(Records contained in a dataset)
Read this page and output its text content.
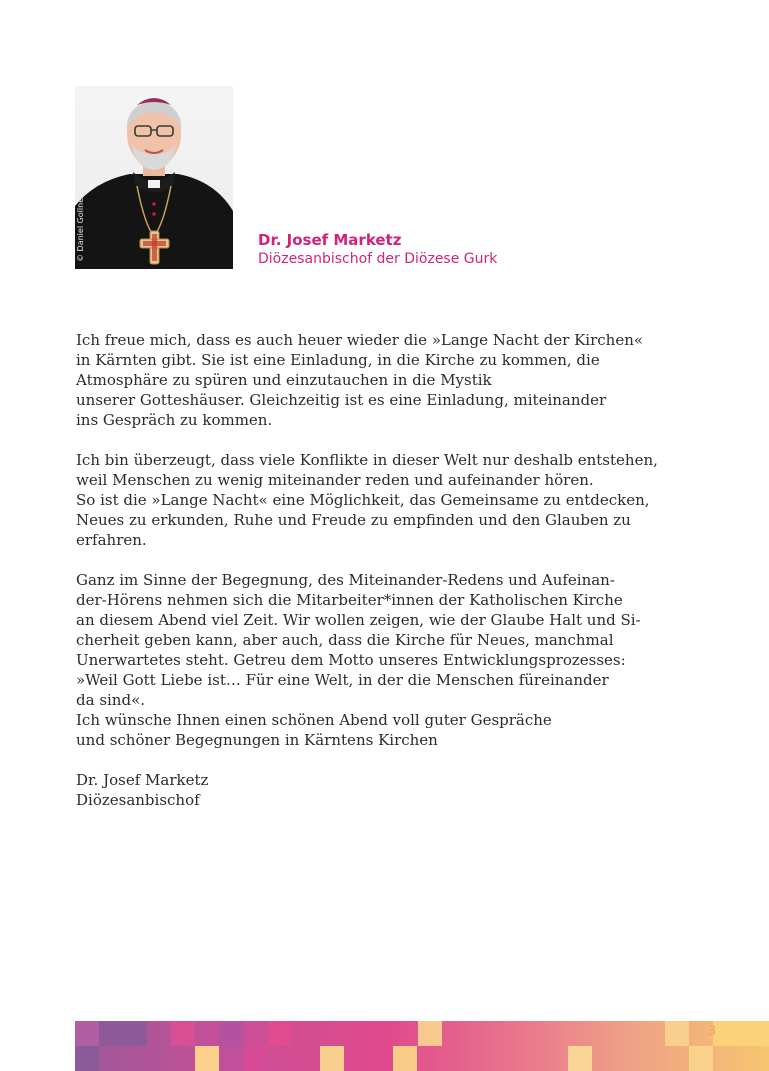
© Daniel Gollner	Dr. Josef Marketz
Diözesanbischof der Diözese Gurk

Ich freue mich, dass es auch heuer wieder die »Lange Nacht der Kirchen«
in Kärnten gibt. Sie ist eine Einladung, in die Kirche zu kommen, die
Atmosphäre zu spüren und einzutauchen in die Mystik
unserer Gotteshäuser. Gleichzeitig ist es eine Einladung, miteinander
ins Gespräch zu kommen.

Ich bin überzeugt, dass viele Konflikte in dieser Welt nur deshalb entstehen,
weil Menschen zu wenig miteinander reden und aufeinander hören.
So ist die »Lange Nacht« eine Möglichkeit, das Gemeinsame zu entdecken,
Neues zu erkunden, Ruhe und Freude zu empfinden und den Glauben zu
erfahren.

Ganz im Sinne der Begegnung, des Miteinander-Redens und Aufeinan-
der-Hörens nehmen sich die Mitarbeiter*innen der Katholischen Kirche
an diesem Abend viel Zeit. Wir wollen zeigen, wie der Glaube Halt und Si-
cherheit geben kann, aber auch, dass die Kirche für Neues, manchmal
Unerwartetes steht. Getreu dem Motto unseres Entwicklungsprozesses:
»Weil Gott Liebe ist… Für eine Welt, in der die Menschen füreinander
da sind«.
Ich wünsche Ihnen einen schönen Abend voll guter Gespräche
und schöner Begegnungen in Kärntens Kirchen

Dr. Josef Marketz
Diözesanbischof

3
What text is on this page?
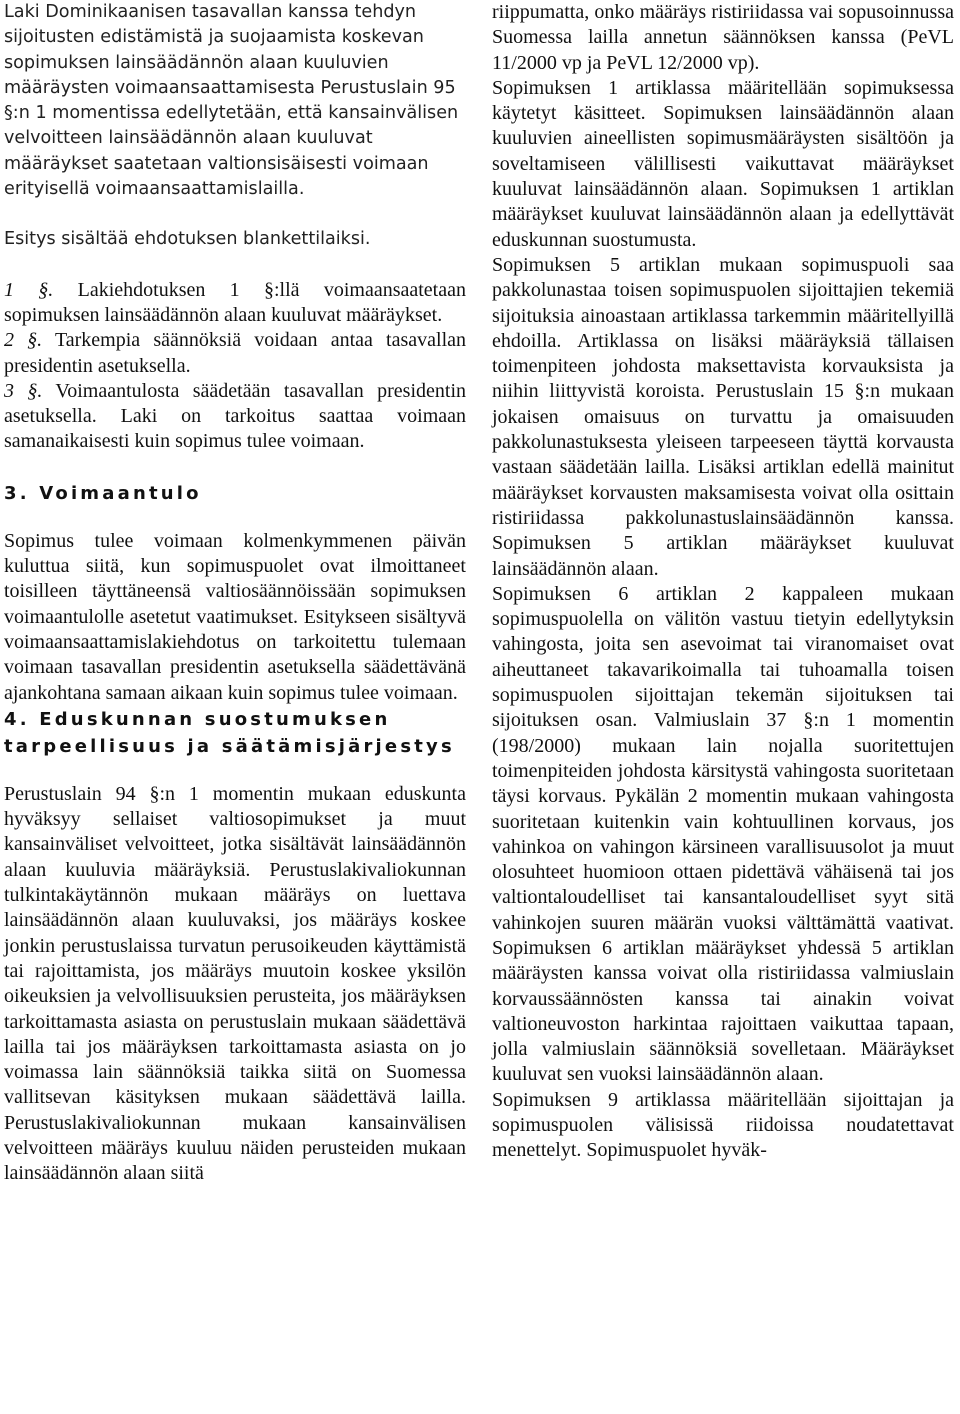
Laki Dominikaanisen tasavallan kanssa tehdyn sijoitusten edistämistä ja suojaamista koskevan sopimuksen lainsäädännön alaan kuuluvien määräysten voimaansaattamisesta Perustuslain 95 §:n 1 momentissa edellytetään, että kansainvälisen velvoitteen lainsäädännön alaan kuuluvat määräykset saatetaan valtionsisäisesti voimaan erityisellä voimaansaattamislailla.

Esitys sisältää ehdotuksen blankettilaiksi.

1 §. Lakiehdotuksen 1 §:llä voimaansaatetaan sopimuksen lainsäädännön alaan kuuluvat määräykset.

2 §. Tarkempia säännöksiä voidaan antaa tasavallan presidentin asetuksella.

3 §. Voimaantulosta säädetään tasavallan presidentin asetuksella. Laki on tarkoitus saattaa voimaan samanaikaisesti kuin sopimus tulee voimaan.

3. Voimaantulo

Sopimus tulee voimaan kolmenkymmenen päivän kuluttua siitä, kun sopimuspuolet ovat ilmoittaneet toisilleen täyttäneensä valtiosäännöissään sopimuksen voimaantulolle asetetut vaatimukset. Esitykseen sisältyvä voimaansaattamislakiehdotus on tarkoitettu tulemaan voimaan tasavallan presidentin asetuksella säädettävänä ajankohtana samaan aikaan kuin sopimus tulee voimaan.

4. Eduskunnan suostumuksen
tarpeellisuus ja säätämisjärjestys

Perustuslain 94 §:n 1 momentin mukaan eduskunta hyväksyy sellaiset valtiosopimukset ja muut kansainväliset velvoitteet, jotka sisältävät lainsäädännön alaan kuuluvia määräyksiä. Perustuslakivaliokunnan tulkintakäytännön mukaan määräys on luettava lainsäädännön alaan kuuluvaksi, jos määräys koskee jonkin perustuslaissa turvatun perusoikeuden käyttämistä tai rajoittamista, jos määräys muutoin koskee yksilön oikeuksien ja velvollisuuksien perusteita, jos määräyksen tarkoittamasta asiasta on perustuslain mukaan säädettävä lailla tai jos määräyksen tarkoittamasta asiasta on jo voimassa lain säännöksiä taikka siitä on Suomessa vallitsevan käsityksen mukaan säädettävä lailla. Perustuslakivaliokunnan mukaan kansainvälisen velvoitteen määräys kuuluu näiden perusteiden mukaan lainsäädännön alaan siitä

riippumatta, onko määräys ristiriidassa vai sopusoinnussa Suomessa lailla annetun säännöksen kanssa (PeVL 11/2000 vp ja PeVL 12/2000 vp).

Sopimuksen 1 artiklassa määritellään sopimuksessa käytetyt käsitteet. Sopimuksen lainsäädännön alaan kuuluvien aineellisten sopimusmääräysten sisältöön ja soveltamiseen välillisesti vaikuttavat määräykset kuuluvat lainsäädännön alaan. Sopimuksen 1 artiklan määräykset kuuluvat lainsäädännön alaan ja edellyttävät eduskunnan suostumusta.

Sopimuksen 5 artiklan mukaan sopimuspuoli saa pakkolunastaa toisen sopimuspuolen sijoittajien tekemiä sijoituksia ainoastaan artiklassa tarkemmin määritellyillä ehdoilla. Artiklassa on lisäksi määräyksiä tällaisen toimenpiteen johdosta maksettavista korvauksista ja niihin liittyvistä koroista. Perustuslain 15 §:n mukaan jokaisen omaisuus on turvattu ja omaisuuden pakkolunastuksesta yleiseen tarpeeseen täyttä korvausta vastaan säädetään lailla. Lisäksi artiklan edellä mainitut määräykset korvausten maksamisesta voivat olla osittain ristiriidassa pakkolunastuslainsäädännön kanssa. Sopimuksen 5 artiklan määräykset kuuluvat lainsäädännön alaan.

Sopimuksen 6 artiklan 2 kappaleen mukaan sopimuspuolella on välitön vastuu tietyin edellytyksin vahingosta, joita sen asevoimat tai viranomaiset ovat aiheuttaneet takavarikoimalla tai tuhoamalla toisen sopimuspuolen sijoittajan tekemän sijoituksen tai sijoituksen osan. Valmiuslain 37 §:n 1 momentin (198/2000) mukaan lain nojalla suoritettujen toimenpiteiden johdosta kärsitystä vahingosta suoritetaan täysi korvaus. Pykälän 2 momentin mukaan vahingosta suoritetaan kuitenkin vain kohtuullinen korvaus, jos vahinkoa on vahingon kärsineen varallisuusolot ja muut olosuhteet huomioon ottaen pidettävä vähäisenä tai jos valtiontaloudelliset tai kansantaloudelliset syyt sitä vahinkojen suuren määrän vuoksi välttämättä vaativat. Sopimuksen 6 artiklan määräykset yhdessä 5 artiklan määräysten kanssa voivat olla ristiriidassa valmiuslain korvaussäännösten kanssa tai ainakin voivat valtioneuvoston harkintaa rajoittaen vaikuttaa tapaan, jolla valmiuslain säännöksiä sovelletaan. Määräykset kuuluvat sen vuoksi lainsäädännön alaan.

Sopimuksen 9 artiklassa määritellään sijoittajan ja sopimuspuolen välisissä riidoissa noudatettavat menettelyt. Sopimuspuolet hyväk-
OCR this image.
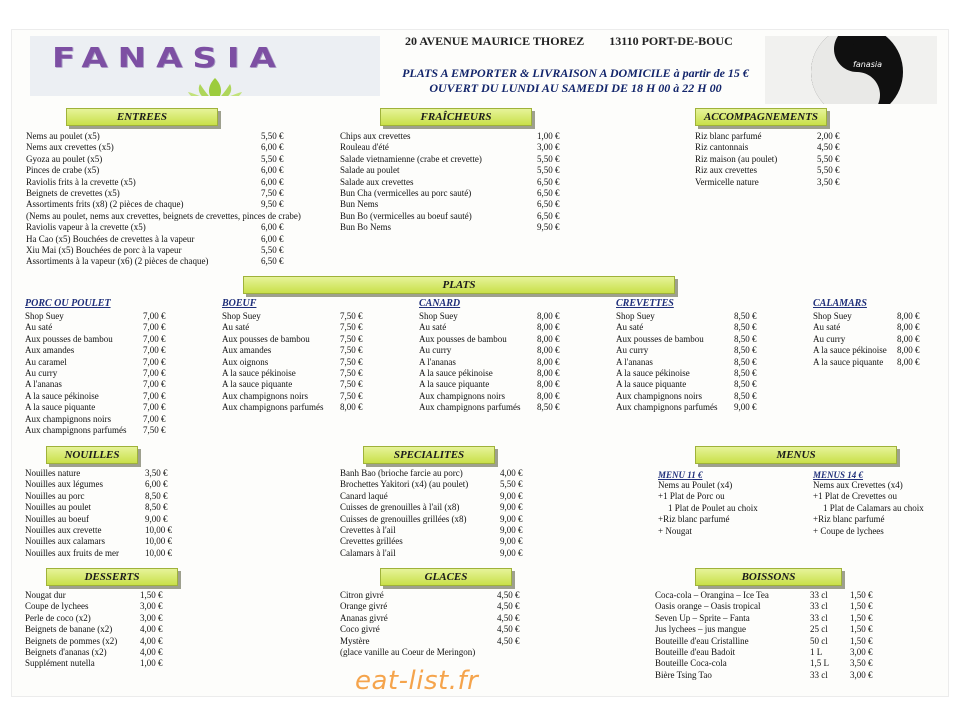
FANASIA
20 AVENUE MAURICE THOREZ 13110 PORT-DE-BOUC
PLATS A EMPORTER & LIVRAISON A DOMICILE à partir de 15 €
OUVERT DU LUNDI AU SAMEDI DE 18 H 00 à 22 H 00
fanasia
ENTREES
Nems au poulet (x5)	5,50 €
Nems aux crevettes (x5)	6,00 €
Gyoza au poulet (x5)	5,50 €
Pinces de crabe (x5)	6,00 €
Raviolis frits à la crevette (x5)	6,00 €
Beignets de crevettes (x5)	7,50 €
Assortiments frits (x8) (2 pièces de chaque)	9,50 €
(Nems au poulet, nems aux crevettes, beignets de crevettes, pinces de crabe)
Raviolis vapeur à la crevette (x5)	6,00 €
Ha Cao (x5) Bouchées de crevettes à la vapeur	6,00 €
Xiu Mai (x5) Bouchées de porc à la vapeur	5,50 €
Assortiments à la vapeur (x6) (2 pièces de chaque)	6,50 €
FRAÎCHEURS
Chips aux crevettes	1,00 €
Rouleau d'été	3,00 €
Salade vietnamienne (crabe et crevette)	5,50 €
Salade au poulet	5,50 €
Salade aux crevettes	6,50 €
Bun Cha (vermicelles au porc sauté)	6,50 €
Bun Nems	6,50 €
Bun Bo (vermicelles au boeuf sauté)	6,50 €
Bun Bo Nems	9,50 €
ACCOMPAGNEMENTS
Riz blanc parfumé	2,00 €
Riz cantonnais	4,50 €
Riz maison (au poulet)	5,50 €
Riz aux crevettes	5,50 €
Vermicelle nature	3,50 €
PLATS
PORC OU POULET
Shop Suey	7,00 €
Au saté	7,00 €
Aux pousses de bambou	7,00 €
Aux amandes	7,00 €
Au caramel	7,00 €
Au curry	7,00 €
A l'ananas	7,00 €
A la sauce pékinoise	7,00 €
A la sauce piquante	7,00 €
Aux champignons noirs	7,00 €
Aux champignons parfumés	7,50 €
BOEUF
Shop Suey	7,50 €
Au saté	7,50 €
Aux pousses de bambou	7,50 €
Aux amandes	7,50 €
Aux oignons	7,50 €
A la sauce pékinoise	7,50 €
A la sauce piquante	7,50 €
Aux champignons noirs	7,50 €
Aux champignons parfumés	8,00 €
CANARD
Shop Suey	8,00 €
Au saté	8,00 €
Aux pousses de bambou	8,00 €
Au curry	8,00 €
A l'ananas	8,00 €
A la sauce pékinoise	8,00 €
A la sauce piquante	8,00 €
Aux champignons noirs	8,00 €
Aux champignons parfumés	8,50 €
CREVETTES
Shop Suey	8,50 €
Au saté	8,50 €
Aux pousses de bambou	8,50 €
Au curry	8,50 €
A l'ananas	8,50 €
A la sauce pékinoise	8,50 €
A la sauce piquante	8,50 €
Aux champignons noirs	8,50 €
Aux champignons parfumés	9,00 €
CALAMARS
Shop Suey	8,00 €
Au saté	8,00 €
Au curry	8,00 €
A la sauce pékinoise	8,00 €
A la sauce piquante	8,00 €
NOUILLES
Nouilles nature	3,50 €
Nouilles aux légumes	6,00 €
Nouilles au porc	8,50 €
Nouilles au poulet	8,50 €
Nouilles au boeuf	9,00 €
Nouilles aux crevette	10,00 €
Nouilles aux calamars	10,00 €
Nouilles aux fruits de mer	10,00 €
SPECIALITES
Banh Bao (brioche farcie au porc)	4,00 €
Brochettes Yakitori (x4) (au poulet)	5,50 €
Canard laqué	9,00 €
Cuisses de grenouilles à l'ail (x8)	9,00 €
Cuisses de grenouilles grillées (x8)	9,00 €
Crevettes à l'ail	9,00 €
Crevettes grillées	9,00 €
Calamars à l'ail	9,00 €
MENUS
MENU 11 €
Nems au Poulet (x4)
+1 Plat de Porc ou
1 Plat de Poulet au choix
+Riz blanc parfumé
+ Nougat
MENUS 14 €
Nems aux Crevettes (x4)
+1 Plat de Crevettes ou
1 Plat de Calamars au choix
+Riz blanc parfumé
+ Coupe de lychees
DESSERTS
Nougat dur	1,50 €
Coupe de lychees	3,00 €
Perle de coco (x2)	3,00 €
Beignets de banane (x2)	4,00 €
Beignets de pommes (x2)	4,00 €
Beignets d'ananas (x2)	4,00 €
Supplément nutella	1,00 €
GLACES
Citron givré	4,50 €
Orange givré	4,50 €
Ananas givré	4,50 €
Coco givré	4,50 €
Mystère	4,50 €
(glace vanille au Coeur de Meringon)
BOISSONS
Coca-cola – Orangina – Ice Tea	33 cl	1,50 €
Oasis orange – Oasis tropical	33 cl	1,50 €
Seven Up – Sprite – Fanta	33 cl	1,50 €
Jus lychees – jus mangue	25 cl	1,50 €
Bouteille d'eau Cristalline	50 cl	1,50 €
Bouteille d'eau Badoit	1 L	3,00 €
Bouteille Coca-cola	1,5 L	3,50 €
Bière Tsing Tao	33 cl	3,00 €
eat-list.fr
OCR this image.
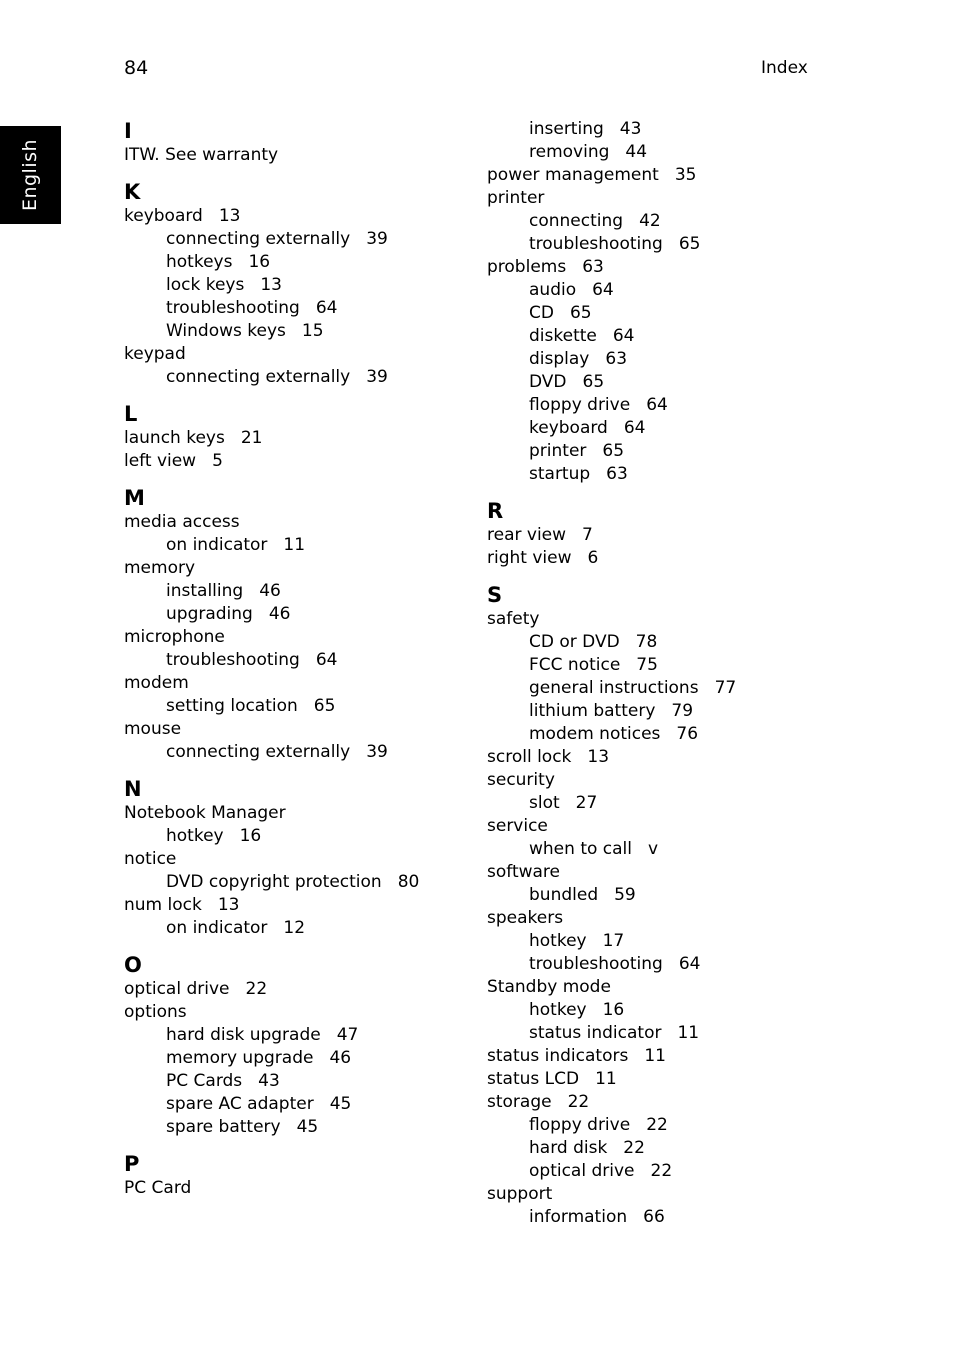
84	Index
English
I
ITW. See warranty
K
keyboard 13
connecting externally 39
hotkeys 16
lock keys 13
troubleshooting 64
Windows keys 15
keypad
connecting externally 39
L
launch keys 21
left view 5
M
media access
on indicator 11
memory
installing 46
upgrading 46
microphone
troubleshooting 64
modem
setting location 65
mouse
connecting externally 39
N
Notebook Manager
hotkey 16
notice
DVD copyright protection 80
num lock 13
on indicator 12
O
optical drive 22
options
hard disk upgrade 47
memory upgrade 46
PC Cards 43
spare AC adapter 45
spare battery 45
P
PC Card
inserting 43
removing 44
power management 35
printer
connecting 42
troubleshooting 65
problems 63
audio 64
CD 65
diskette 64
display 63
DVD 65
floppy drive 64
keyboard 64
printer 65
startup 63
R
rear view 7
right view 6
S
safety
CD or DVD 78
FCC notice 75
general instructions 77
lithium battery 79
modem notices 76
scroll lock 13
security
slot 27
service
when to call v
software
bundled 59
speakers
hotkey 17
troubleshooting 64
Standby mode
hotkey 16
status indicator 11
status indicators 11
status LCD 11
storage 22
floppy drive 22
hard disk 22
optical drive 22
support
information 66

_Set problem:_ Using the records above, gather all lines where the string "Lange" is present.

_The output:_
Ich freue mich, dass es auch heuer wieder die »Lange Nacht der Kirchen«
So ist die »Lange Nacht« eine Möglichkeit, das Gemeinsame zu entdecken,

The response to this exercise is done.